### PROBLEM STATEMENT:
Look through the data below. Show each line where the string "次速度沿着" occurs.

### Items from a dataset:
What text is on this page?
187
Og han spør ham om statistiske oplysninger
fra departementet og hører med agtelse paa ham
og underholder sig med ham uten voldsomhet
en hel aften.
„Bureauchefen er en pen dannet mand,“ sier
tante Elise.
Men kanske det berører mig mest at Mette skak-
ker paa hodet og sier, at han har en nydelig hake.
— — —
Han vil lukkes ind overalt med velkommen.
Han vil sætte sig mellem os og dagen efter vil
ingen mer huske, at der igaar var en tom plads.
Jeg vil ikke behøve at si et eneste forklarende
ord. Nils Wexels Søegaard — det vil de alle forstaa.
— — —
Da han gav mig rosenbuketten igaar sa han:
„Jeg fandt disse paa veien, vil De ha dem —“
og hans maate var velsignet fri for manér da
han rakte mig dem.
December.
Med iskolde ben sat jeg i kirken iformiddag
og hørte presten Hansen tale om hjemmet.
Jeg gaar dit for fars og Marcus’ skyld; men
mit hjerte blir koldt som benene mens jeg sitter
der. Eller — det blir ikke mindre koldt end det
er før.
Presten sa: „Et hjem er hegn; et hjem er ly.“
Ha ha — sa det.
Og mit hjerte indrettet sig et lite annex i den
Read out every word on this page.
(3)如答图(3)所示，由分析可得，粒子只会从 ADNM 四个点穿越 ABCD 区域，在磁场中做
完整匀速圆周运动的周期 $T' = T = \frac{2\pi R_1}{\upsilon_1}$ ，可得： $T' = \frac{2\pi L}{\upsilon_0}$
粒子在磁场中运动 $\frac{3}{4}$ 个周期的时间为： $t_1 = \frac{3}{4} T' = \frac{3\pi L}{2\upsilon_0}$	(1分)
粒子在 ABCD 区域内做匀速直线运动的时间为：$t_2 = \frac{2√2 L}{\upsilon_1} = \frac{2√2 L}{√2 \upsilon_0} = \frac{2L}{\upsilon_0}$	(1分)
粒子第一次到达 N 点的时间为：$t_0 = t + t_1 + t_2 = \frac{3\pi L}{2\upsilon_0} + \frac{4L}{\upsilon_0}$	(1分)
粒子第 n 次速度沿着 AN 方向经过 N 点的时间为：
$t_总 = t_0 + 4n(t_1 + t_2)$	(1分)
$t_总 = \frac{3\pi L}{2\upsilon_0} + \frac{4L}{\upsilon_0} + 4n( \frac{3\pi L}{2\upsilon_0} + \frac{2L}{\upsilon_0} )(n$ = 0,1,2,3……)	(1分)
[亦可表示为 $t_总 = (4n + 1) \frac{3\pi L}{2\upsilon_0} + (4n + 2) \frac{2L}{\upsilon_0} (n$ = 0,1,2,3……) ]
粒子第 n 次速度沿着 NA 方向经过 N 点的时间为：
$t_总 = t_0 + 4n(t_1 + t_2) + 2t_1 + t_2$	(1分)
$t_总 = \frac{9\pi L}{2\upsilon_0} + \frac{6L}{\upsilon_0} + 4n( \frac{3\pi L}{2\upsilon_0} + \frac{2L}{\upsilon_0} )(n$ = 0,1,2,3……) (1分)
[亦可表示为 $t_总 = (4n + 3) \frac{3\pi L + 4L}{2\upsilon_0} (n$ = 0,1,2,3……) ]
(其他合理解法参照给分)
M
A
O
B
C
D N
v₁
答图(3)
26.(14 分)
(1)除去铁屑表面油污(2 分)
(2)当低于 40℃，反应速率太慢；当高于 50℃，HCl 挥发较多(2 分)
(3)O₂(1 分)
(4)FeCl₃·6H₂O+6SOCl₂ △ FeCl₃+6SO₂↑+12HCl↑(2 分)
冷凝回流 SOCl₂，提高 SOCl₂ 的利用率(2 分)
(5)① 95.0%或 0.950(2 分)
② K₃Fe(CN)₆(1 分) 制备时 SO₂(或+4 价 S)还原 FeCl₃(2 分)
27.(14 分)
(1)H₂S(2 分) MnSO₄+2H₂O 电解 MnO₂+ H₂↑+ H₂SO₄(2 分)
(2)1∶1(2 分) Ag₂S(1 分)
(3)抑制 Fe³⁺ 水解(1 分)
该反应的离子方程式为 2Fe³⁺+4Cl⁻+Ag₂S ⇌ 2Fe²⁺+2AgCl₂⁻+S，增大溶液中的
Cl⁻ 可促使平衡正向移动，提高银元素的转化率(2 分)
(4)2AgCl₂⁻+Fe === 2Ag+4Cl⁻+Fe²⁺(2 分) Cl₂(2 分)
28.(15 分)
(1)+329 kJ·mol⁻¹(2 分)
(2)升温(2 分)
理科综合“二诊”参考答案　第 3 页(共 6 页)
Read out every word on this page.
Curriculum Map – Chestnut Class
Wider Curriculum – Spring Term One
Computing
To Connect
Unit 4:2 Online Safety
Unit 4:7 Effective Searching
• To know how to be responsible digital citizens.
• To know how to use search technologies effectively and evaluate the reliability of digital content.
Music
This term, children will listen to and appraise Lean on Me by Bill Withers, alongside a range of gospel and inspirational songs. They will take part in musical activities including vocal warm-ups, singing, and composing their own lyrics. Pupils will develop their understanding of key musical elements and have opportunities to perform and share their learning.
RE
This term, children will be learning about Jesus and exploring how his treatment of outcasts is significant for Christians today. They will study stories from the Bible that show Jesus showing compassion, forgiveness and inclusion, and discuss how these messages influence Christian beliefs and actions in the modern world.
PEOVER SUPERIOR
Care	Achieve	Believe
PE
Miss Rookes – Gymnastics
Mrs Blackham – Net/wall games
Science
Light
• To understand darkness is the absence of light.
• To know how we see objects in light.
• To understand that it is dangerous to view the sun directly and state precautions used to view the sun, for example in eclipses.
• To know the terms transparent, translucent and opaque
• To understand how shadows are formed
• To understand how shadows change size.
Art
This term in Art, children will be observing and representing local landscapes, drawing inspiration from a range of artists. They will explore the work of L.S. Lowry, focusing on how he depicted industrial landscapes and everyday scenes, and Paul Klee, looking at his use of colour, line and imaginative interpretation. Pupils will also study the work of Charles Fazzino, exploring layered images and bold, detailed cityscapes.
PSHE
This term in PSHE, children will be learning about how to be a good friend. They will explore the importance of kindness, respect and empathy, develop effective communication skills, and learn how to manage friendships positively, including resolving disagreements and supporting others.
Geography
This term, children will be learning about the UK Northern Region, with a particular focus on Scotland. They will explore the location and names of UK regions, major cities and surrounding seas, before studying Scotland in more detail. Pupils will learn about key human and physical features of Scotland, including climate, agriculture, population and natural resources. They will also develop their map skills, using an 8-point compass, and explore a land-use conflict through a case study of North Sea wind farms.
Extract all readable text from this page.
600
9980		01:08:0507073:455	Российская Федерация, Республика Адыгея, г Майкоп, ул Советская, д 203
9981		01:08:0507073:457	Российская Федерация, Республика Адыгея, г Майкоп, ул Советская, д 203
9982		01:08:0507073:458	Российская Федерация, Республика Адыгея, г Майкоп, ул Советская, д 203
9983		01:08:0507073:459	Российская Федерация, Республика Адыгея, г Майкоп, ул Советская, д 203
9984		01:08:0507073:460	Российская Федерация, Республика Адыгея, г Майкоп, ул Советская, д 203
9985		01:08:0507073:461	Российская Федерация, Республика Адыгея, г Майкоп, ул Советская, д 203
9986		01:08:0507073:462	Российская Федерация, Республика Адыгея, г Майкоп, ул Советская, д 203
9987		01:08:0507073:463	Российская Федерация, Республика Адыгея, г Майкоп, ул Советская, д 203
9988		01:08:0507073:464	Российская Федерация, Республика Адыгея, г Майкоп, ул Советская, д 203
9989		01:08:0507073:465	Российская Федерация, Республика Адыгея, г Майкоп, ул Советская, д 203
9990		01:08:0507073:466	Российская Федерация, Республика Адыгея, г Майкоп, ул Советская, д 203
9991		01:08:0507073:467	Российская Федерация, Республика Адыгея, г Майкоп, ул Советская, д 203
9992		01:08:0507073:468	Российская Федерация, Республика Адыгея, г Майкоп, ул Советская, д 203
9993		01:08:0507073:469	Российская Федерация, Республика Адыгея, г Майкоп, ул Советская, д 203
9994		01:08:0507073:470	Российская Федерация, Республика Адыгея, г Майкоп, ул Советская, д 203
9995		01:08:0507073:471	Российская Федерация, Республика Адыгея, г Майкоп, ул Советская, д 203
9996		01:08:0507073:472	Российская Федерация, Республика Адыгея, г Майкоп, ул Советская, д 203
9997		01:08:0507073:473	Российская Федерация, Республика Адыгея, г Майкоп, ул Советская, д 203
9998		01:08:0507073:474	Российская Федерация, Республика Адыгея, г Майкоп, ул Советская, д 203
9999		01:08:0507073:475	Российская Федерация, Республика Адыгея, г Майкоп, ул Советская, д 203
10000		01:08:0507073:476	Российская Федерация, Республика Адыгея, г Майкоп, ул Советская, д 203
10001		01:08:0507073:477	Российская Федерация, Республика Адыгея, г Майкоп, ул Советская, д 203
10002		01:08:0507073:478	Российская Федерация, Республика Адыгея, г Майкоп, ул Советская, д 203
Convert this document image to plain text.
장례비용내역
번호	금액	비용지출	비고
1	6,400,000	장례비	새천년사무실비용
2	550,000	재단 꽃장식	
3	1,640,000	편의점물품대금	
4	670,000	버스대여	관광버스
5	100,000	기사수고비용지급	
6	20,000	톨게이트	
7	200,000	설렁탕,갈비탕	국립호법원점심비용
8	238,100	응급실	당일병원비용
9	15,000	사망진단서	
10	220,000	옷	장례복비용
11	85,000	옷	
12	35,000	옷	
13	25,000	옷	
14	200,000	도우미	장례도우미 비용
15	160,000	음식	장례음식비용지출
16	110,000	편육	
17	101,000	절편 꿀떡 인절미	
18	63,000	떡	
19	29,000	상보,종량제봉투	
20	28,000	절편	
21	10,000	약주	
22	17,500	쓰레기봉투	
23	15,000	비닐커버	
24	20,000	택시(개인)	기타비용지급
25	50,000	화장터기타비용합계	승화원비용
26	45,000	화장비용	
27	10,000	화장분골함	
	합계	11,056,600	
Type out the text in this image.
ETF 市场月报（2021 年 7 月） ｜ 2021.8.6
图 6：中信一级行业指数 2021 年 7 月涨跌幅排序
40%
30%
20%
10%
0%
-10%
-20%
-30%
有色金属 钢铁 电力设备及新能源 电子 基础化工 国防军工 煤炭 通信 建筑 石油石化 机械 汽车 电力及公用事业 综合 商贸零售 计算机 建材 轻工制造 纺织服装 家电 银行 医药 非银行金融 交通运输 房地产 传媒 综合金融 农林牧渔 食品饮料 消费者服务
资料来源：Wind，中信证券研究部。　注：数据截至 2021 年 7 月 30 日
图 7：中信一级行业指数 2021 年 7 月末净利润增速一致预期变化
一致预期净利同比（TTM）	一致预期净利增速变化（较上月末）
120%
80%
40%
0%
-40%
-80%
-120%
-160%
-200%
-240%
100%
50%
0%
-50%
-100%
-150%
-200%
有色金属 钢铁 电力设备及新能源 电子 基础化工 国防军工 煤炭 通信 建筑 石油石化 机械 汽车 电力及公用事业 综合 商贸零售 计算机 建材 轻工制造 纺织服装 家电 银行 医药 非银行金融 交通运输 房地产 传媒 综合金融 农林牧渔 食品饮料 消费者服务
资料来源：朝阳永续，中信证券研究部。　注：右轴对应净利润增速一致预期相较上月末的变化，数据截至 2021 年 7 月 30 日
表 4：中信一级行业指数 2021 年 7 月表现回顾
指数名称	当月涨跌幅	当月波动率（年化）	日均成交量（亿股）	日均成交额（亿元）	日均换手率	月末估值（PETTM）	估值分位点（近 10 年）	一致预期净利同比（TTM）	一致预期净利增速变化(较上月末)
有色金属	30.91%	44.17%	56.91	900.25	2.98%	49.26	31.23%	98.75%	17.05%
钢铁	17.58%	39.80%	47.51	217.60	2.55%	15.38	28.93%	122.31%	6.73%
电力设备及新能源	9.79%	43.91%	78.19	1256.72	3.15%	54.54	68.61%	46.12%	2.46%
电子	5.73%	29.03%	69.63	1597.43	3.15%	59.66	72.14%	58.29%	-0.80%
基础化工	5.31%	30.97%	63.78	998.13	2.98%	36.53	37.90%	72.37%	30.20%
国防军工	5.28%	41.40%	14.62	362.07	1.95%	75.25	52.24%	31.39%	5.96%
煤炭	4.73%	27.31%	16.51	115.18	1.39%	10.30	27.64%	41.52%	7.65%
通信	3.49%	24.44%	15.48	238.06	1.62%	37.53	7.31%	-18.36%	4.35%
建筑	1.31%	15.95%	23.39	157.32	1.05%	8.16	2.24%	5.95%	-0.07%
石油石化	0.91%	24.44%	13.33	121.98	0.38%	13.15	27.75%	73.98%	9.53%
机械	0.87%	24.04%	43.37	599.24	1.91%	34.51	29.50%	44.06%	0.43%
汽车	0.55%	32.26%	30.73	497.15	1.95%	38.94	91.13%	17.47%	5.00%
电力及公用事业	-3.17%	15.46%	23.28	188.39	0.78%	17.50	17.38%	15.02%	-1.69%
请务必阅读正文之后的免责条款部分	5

### EXERCISE RESPONSE:
粒子第 n 次速度沿着 AN 方向经过 N 点的时间为：
粒子第 n 次速度沿着 NA 方向经过 N 点的时间为：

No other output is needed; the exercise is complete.